**Given request**
Pick out every line that holds the string "name" and copy it.

[Figure record extracts]
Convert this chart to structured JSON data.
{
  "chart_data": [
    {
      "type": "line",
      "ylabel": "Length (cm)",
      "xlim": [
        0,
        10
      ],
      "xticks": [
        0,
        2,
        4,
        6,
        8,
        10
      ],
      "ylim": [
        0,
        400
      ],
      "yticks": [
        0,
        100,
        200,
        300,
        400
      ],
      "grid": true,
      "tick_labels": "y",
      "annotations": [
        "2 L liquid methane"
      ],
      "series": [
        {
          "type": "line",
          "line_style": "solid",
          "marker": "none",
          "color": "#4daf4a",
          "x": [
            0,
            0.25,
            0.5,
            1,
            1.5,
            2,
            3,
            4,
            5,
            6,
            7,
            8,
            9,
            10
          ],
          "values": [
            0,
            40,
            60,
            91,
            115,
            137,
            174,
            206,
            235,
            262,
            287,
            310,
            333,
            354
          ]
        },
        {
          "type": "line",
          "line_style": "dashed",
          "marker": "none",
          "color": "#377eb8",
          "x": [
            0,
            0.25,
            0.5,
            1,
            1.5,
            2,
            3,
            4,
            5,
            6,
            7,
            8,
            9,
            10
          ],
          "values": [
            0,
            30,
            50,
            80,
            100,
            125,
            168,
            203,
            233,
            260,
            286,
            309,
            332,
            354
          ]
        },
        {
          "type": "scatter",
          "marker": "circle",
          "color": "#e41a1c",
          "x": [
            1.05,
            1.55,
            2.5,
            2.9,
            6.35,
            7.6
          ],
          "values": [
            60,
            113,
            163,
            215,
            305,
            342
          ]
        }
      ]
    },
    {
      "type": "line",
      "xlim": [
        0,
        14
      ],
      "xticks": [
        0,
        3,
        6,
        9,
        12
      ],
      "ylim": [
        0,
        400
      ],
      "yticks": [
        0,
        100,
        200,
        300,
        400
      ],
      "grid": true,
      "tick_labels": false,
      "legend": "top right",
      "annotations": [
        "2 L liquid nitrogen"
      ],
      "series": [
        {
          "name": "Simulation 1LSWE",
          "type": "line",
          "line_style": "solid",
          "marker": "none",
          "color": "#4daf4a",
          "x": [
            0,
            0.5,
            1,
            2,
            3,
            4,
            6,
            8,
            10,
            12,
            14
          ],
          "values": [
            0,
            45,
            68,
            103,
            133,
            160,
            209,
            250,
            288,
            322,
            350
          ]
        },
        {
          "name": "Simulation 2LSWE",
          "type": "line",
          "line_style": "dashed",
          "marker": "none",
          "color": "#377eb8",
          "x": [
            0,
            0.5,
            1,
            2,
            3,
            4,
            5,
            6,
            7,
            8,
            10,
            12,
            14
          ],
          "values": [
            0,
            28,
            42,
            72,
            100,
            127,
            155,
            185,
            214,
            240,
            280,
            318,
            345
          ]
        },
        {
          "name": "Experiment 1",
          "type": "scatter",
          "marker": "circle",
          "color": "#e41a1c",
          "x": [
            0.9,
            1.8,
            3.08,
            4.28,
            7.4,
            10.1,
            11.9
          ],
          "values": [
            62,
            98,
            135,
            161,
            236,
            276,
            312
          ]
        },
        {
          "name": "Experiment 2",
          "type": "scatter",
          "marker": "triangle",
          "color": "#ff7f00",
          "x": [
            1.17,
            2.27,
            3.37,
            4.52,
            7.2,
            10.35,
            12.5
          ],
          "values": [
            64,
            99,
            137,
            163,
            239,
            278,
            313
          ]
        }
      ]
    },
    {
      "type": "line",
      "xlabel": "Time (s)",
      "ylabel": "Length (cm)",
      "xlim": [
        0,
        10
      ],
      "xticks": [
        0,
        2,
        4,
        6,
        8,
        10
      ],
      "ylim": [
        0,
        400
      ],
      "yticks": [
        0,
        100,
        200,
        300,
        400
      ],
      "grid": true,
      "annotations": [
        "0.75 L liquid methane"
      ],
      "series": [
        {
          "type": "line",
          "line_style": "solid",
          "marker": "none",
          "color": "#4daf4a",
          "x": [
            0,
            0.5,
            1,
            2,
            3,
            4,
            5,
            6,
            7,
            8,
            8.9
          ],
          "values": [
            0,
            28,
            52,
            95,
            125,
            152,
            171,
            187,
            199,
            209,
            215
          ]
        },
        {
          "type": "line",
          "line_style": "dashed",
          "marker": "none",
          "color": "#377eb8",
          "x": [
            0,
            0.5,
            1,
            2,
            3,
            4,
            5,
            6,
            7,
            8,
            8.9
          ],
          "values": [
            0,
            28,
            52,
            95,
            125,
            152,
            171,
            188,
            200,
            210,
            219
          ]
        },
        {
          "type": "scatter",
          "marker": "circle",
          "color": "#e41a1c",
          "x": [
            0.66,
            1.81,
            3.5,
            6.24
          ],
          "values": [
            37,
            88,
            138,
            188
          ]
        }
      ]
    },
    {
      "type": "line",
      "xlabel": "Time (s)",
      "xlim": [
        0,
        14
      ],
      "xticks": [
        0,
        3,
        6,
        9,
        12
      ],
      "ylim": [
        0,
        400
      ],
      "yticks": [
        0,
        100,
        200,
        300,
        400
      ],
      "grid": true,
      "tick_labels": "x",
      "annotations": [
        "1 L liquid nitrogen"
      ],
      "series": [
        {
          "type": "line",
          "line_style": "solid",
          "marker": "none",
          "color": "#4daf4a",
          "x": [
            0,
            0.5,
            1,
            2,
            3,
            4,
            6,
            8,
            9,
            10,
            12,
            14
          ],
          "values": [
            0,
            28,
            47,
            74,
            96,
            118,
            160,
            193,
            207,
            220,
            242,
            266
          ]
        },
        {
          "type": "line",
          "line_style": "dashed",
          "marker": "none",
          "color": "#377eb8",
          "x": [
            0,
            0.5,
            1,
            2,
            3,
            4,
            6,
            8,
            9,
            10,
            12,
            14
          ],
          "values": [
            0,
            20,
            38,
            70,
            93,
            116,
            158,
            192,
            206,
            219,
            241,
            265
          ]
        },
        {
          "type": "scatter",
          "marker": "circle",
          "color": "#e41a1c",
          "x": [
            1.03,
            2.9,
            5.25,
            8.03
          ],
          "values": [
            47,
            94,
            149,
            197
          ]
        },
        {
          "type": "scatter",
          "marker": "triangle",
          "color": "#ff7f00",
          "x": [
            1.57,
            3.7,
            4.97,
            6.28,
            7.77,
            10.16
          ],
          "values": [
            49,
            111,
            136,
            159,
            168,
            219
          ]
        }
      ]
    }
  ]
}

**Answer for the task**
          "name": "Simulation 1LSWE",
          "name": "Simulation 2LSWE",
          "name": "Experiment 1",
          "name": "Experiment 2",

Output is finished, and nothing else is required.